> _Work instructions_
1: In the text on Conoidea, how many species did Bandyopadhyay et al. (2008) estimate the superfamily contains?
2: Reproduce the Conoidea text from "In contrast to" to "exact systematic place.", word for word.

> _Text shown_
_ _ _ _ _ _ _
Superfamily of predatory sea snails

Conoidea is a superfamily of predatory sea snails, marine gastropod mollusks within the suborder Hypsogastropoda. This superfamily is a very large group of marine mollusks, estimated at 340 recent valid genera and subgenera, and considered by one authority to contain 4,000 named living species.

This superfamily includes the turrids, the terebras (also known as auger snails or auger shells) and the cones or cone snails. The phylogenetic relationships within this superfamily are poorly established. Several families (especially the Turridae), subfamilies and genera are thought to be polyphyletic.

In contrast to Puillandre's estimate, Bandyopadhyay et al. (2008) estimated that the superfamily Conoidea contains about 10,000 species. Tucker (2004) even speaks of 11,350 species in the group of taxa commonly referred to as turrids. 3000 recent taxa are potentially valid species. Little more than half of the known taxa are fossil species. Many species are little known and need more investigation to find their exact systematic place.

Most species in this superfamily are small to medium in size, with shell lengths between 3 mm and 50 mm. They occur in diverse marine habitats from tropical waters to the poles, in shallow or deep waters, and on hard to soft substrates.

In 2009, a proposed new classification of this superfamily was published by John K. Tucker and Manuel J. Tenorio. In 2011, a new classification of this superfamily was published by Bouchet et al. Both classifications were based upon cladistical analyses and included modern taxonomic molecular phylogeny studies.

== Morphology ==
The shells of Conoidea can be classified into three categories:

- the conical shells of Conidae, with a low spire, a high last adult whorl and a narrow slit-like aperture;
- the tall shells of Terebridae, with a tall multi-whorled spire, a low aperture and a very short siphonal canal;
- and the intermediate shapes in the remaining Conoidea, also known as "turrids". Unlike the previous categories, turrids are not a monophyletic taxon, comprising multiple families of multiple lineages (though historically, they were indeed all classified as Turridae).The superfamily is known for its toxoglossan radula, which is used to inject powerful neurotoxins into its prey. This makes these species powerful carnivorous predators on annelids, other molluscs and even fish. However, members of various families have lost the venom gland and often also the radula.
_ _ _ _ _ _ _
> _Source material_
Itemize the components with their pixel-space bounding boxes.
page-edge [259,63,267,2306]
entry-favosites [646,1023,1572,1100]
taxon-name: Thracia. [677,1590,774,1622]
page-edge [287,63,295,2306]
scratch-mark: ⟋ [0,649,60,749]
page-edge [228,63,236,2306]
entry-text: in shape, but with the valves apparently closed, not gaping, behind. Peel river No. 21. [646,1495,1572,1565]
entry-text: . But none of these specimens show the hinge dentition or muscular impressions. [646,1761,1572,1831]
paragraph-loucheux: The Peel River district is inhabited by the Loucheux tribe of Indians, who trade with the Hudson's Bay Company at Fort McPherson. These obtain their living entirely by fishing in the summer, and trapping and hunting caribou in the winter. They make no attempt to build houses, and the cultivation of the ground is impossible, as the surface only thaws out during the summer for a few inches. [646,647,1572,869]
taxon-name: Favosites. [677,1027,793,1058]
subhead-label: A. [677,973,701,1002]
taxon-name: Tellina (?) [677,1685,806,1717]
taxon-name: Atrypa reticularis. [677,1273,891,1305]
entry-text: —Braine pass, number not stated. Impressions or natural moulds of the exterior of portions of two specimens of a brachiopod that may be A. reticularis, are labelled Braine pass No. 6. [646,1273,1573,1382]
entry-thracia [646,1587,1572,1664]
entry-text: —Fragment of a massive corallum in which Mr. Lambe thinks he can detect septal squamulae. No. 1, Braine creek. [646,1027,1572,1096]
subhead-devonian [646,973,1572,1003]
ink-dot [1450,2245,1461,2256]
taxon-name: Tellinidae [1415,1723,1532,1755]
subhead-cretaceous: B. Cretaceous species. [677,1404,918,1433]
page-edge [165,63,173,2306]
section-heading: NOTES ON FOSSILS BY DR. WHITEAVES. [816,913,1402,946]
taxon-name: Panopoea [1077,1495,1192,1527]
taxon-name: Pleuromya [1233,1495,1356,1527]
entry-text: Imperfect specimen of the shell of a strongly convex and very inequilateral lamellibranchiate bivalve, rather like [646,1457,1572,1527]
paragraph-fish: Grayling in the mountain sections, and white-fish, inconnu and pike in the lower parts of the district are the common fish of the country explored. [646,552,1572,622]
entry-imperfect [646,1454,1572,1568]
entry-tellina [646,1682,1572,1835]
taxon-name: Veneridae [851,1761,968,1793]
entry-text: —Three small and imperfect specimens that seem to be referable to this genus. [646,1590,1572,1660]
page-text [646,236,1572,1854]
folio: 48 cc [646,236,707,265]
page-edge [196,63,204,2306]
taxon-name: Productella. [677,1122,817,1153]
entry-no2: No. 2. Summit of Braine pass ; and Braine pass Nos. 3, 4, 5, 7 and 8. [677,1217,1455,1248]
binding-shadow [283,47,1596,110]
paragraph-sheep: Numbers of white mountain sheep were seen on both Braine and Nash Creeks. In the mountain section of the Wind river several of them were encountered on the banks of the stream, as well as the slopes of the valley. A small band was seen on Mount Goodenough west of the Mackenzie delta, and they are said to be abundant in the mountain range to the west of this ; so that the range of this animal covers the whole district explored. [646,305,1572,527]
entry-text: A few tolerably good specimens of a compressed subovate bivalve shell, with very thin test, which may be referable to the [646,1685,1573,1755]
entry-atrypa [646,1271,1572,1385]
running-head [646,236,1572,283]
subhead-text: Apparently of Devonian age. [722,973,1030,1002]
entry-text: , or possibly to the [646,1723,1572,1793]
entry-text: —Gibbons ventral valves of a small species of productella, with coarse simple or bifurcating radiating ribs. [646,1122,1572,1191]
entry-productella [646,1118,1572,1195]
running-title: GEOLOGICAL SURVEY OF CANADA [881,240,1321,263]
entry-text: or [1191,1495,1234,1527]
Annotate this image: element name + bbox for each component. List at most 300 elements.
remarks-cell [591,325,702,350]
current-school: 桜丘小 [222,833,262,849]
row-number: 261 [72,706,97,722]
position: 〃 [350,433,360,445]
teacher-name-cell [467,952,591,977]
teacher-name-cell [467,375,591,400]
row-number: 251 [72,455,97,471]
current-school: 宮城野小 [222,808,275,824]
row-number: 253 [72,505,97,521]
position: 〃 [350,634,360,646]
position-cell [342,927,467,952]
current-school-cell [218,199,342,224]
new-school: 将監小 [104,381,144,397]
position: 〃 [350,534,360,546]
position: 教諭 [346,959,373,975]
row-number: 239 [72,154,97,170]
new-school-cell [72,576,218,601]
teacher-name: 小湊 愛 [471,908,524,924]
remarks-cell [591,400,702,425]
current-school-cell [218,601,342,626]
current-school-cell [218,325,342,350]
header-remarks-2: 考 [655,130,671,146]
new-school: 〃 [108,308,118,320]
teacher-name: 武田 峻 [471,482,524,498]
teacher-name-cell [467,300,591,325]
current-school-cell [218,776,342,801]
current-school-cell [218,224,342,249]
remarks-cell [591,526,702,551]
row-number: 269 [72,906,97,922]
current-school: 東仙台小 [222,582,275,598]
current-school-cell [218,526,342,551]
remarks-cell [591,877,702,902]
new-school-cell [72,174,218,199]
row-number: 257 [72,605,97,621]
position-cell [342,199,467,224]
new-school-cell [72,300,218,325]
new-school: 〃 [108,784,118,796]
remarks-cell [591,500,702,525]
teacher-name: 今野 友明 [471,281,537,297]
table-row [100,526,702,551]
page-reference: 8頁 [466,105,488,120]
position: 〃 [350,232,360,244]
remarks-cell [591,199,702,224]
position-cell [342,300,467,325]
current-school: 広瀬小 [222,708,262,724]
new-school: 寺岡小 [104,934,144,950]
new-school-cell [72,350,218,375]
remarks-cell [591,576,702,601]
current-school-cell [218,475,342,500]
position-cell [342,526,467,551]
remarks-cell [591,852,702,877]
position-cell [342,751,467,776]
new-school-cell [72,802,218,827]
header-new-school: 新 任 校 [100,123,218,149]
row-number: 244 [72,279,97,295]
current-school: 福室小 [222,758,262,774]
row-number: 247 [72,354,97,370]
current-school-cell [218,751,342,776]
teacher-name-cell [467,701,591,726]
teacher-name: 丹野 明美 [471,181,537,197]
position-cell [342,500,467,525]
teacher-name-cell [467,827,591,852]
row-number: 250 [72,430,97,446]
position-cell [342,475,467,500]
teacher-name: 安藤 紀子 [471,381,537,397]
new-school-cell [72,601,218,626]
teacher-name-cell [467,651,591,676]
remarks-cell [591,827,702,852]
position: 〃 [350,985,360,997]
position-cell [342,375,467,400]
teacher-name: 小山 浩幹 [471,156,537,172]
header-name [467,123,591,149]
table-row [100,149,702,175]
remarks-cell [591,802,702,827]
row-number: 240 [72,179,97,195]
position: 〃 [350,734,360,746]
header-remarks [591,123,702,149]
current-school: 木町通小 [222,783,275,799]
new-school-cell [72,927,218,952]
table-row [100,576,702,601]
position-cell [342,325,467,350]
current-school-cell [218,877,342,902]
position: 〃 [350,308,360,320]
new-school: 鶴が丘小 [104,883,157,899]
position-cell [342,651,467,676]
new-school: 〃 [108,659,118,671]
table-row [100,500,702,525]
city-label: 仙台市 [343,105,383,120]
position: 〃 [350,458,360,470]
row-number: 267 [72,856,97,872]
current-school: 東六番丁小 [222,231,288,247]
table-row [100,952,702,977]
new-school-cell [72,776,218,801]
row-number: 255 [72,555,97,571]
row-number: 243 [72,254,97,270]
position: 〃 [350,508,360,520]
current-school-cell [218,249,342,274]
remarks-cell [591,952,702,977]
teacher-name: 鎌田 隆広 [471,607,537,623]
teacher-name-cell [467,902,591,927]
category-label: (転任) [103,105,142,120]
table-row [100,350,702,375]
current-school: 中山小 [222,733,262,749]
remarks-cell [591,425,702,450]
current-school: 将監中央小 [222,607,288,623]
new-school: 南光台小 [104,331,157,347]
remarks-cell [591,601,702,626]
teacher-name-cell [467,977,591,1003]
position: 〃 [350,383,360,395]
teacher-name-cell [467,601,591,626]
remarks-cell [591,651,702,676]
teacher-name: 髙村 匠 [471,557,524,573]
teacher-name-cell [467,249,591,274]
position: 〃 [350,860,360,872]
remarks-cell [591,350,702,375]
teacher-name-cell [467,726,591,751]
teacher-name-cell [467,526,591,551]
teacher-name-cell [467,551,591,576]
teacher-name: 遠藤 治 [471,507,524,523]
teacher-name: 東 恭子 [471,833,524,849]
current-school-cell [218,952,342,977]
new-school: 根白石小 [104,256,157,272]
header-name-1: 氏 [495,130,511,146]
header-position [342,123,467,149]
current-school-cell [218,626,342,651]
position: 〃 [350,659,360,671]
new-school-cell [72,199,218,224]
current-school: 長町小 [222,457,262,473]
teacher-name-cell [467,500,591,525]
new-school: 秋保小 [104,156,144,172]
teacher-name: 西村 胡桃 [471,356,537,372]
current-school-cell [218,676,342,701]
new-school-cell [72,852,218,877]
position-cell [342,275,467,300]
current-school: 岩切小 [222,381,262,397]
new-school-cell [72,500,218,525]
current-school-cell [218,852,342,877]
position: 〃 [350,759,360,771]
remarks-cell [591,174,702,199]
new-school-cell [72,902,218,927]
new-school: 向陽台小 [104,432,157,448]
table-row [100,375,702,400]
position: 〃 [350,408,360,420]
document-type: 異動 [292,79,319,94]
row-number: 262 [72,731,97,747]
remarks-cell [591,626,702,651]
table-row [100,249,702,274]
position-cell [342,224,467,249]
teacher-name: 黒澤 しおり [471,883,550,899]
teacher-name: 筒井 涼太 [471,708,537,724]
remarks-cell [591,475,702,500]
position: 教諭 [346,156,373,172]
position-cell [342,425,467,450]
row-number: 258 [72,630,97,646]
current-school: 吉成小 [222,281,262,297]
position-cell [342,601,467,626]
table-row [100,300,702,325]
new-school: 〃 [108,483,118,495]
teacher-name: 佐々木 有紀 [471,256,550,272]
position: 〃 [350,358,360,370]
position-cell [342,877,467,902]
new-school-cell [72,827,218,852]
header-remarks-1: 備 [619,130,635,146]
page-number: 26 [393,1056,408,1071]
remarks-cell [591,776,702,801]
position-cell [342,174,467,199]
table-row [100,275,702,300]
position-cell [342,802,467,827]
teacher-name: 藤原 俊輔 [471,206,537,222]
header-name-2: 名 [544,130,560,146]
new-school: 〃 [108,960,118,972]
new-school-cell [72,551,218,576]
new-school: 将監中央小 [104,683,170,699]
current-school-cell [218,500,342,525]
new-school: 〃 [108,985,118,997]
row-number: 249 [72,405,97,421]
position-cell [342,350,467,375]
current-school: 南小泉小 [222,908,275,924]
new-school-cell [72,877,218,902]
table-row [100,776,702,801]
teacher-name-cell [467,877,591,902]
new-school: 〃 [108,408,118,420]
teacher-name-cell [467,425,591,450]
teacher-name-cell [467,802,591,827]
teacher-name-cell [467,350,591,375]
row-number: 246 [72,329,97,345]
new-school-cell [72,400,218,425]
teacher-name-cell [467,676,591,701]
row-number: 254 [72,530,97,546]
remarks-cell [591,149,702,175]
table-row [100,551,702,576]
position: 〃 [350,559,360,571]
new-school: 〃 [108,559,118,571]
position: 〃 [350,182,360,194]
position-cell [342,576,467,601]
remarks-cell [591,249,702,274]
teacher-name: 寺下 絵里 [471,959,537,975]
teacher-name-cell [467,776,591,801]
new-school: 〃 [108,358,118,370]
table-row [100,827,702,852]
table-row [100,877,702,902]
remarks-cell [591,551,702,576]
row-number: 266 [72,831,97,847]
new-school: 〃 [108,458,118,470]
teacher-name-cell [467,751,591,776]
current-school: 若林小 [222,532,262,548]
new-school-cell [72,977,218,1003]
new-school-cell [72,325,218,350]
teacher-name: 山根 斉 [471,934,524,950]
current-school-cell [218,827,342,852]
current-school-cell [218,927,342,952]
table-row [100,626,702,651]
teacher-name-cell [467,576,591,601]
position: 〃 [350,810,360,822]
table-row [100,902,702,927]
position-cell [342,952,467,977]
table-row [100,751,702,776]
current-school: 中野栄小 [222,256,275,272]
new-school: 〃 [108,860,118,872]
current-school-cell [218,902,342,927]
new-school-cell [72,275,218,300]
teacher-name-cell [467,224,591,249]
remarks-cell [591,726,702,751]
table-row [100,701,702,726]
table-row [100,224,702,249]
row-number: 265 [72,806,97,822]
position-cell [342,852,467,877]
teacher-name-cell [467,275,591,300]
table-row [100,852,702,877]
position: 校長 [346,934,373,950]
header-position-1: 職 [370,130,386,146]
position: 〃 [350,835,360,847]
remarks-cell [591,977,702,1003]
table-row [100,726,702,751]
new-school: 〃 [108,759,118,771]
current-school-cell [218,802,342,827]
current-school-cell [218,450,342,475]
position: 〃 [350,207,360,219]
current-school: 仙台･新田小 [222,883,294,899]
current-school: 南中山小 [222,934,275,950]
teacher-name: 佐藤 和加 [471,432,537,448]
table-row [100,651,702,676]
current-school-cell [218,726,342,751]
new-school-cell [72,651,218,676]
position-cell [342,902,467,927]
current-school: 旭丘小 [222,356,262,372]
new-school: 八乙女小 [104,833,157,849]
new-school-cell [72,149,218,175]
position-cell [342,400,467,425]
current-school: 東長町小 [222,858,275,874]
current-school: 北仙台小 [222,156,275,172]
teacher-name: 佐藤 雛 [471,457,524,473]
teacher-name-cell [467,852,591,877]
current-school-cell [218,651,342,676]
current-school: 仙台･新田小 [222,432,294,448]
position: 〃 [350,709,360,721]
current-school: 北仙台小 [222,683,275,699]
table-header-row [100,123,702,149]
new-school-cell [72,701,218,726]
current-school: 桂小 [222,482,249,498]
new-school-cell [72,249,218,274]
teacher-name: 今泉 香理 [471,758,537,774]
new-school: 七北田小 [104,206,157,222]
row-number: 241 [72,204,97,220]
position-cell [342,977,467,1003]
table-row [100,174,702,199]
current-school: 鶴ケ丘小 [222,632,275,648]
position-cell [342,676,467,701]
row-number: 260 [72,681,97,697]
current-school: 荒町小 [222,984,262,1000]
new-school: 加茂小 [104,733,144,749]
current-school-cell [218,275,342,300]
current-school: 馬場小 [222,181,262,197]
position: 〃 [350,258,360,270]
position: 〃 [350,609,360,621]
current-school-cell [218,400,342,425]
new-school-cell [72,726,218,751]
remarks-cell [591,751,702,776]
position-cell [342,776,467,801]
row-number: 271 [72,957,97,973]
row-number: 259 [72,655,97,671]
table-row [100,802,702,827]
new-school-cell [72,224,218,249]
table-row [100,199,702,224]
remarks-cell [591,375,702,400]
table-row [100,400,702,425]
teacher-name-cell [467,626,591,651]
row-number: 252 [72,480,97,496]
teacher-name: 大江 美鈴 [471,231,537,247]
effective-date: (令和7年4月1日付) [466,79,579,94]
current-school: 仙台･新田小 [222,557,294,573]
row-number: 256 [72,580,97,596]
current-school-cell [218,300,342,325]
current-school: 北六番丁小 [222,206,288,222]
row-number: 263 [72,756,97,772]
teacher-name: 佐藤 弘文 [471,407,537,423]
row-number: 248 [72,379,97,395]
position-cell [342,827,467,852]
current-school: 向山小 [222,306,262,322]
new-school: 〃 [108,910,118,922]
_ _ _ _ _ _ _
> _Answers for this exercise_
1: About 10,000 species.

2:
In contrast to Puillandre's estimate, Bandyopadhyay et al. (2008) estimated that the superfamily Conoidea contains about 10,000 species. Tucker (2004) even speaks of 11,350 species in the group of taxa commonly referred to as turrids. 3000 recent taxa are potentially valid species. Little more than half of the known taxa are fossil species. Many species are little known and need more investigation to find their exact systematic place.